* [To be done]: From the material below, list every line containing "during".

* [Material provided]:
☆ ☆ ☆ ☆ ☆ ☆ ☆
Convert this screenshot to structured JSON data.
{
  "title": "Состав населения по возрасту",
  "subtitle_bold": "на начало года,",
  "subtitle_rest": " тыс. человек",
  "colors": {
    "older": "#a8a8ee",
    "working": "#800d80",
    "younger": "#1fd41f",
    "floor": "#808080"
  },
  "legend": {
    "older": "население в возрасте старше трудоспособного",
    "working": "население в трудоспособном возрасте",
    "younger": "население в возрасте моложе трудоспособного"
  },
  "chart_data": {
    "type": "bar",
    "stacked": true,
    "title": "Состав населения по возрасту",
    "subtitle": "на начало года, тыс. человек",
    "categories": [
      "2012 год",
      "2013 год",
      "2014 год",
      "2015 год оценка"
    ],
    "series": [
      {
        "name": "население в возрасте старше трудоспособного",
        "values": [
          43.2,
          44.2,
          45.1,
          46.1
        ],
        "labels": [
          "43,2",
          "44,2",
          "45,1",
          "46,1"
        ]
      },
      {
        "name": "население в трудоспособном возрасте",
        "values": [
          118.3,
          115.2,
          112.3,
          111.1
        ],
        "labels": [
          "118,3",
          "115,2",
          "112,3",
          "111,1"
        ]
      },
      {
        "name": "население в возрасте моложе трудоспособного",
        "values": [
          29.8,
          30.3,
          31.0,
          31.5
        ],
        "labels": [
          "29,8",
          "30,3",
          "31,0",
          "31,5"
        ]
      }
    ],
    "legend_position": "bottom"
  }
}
☆ ☆ ☆ ☆ ☆ ☆ ☆
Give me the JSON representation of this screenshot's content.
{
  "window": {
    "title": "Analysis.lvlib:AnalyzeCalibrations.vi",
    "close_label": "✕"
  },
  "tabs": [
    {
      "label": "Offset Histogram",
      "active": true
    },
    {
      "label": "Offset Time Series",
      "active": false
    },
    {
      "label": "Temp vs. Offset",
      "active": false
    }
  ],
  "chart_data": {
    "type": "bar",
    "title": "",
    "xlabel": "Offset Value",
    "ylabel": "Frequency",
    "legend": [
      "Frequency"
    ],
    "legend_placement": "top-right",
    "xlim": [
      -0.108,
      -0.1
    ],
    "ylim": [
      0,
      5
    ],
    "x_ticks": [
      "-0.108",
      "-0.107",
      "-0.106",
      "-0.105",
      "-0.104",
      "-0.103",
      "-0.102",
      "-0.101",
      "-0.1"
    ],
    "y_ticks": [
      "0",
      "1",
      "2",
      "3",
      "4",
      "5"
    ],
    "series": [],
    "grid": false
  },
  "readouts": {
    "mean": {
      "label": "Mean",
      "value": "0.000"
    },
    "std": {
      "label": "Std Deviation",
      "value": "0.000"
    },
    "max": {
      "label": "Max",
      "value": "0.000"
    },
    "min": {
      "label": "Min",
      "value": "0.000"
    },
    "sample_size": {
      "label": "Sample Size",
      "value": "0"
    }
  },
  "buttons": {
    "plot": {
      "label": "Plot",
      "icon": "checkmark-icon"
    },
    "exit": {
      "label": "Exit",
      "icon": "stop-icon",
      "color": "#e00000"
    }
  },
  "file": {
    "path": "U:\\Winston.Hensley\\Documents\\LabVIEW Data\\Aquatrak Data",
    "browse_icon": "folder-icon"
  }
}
☆ ☆ ☆ ☆ ☆ ☆ ☆
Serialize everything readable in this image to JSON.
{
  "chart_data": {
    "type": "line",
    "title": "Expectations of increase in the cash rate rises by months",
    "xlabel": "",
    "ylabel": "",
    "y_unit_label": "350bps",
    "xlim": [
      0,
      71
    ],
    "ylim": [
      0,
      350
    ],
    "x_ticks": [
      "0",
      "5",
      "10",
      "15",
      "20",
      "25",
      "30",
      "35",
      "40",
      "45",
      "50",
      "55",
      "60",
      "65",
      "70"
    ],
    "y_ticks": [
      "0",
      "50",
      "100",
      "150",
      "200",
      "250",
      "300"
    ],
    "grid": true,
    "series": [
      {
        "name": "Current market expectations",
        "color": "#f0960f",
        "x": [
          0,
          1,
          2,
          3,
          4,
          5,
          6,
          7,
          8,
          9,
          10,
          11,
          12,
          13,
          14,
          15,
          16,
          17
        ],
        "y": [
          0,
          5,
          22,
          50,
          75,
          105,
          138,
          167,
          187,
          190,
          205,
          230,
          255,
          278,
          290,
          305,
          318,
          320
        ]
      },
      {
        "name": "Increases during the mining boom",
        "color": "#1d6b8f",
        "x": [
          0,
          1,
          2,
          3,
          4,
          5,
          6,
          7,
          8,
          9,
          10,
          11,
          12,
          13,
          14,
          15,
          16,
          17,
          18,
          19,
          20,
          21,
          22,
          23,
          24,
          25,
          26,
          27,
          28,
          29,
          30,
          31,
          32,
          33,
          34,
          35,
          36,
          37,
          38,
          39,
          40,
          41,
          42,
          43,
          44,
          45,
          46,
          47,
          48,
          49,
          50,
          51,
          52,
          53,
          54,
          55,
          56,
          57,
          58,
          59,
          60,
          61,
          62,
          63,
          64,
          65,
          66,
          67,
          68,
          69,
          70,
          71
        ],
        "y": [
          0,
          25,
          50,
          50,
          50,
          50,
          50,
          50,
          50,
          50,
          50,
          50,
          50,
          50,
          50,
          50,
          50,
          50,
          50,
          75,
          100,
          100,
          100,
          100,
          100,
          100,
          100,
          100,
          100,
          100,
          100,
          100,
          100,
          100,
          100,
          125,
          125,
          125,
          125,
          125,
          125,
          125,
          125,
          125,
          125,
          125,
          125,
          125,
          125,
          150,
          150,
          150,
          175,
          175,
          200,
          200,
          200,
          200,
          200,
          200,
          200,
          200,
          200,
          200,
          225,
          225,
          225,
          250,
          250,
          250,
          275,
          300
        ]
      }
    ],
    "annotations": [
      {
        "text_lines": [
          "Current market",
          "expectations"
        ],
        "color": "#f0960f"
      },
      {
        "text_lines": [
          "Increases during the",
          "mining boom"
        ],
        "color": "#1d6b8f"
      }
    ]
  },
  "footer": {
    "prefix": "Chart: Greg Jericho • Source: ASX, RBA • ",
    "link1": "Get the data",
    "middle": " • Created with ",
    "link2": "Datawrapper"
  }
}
☆ ☆ ☆ ☆ ☆ ☆ ☆
* [Worked answer]:
        "name": "Increases during the mining boom",
          "Increases during the",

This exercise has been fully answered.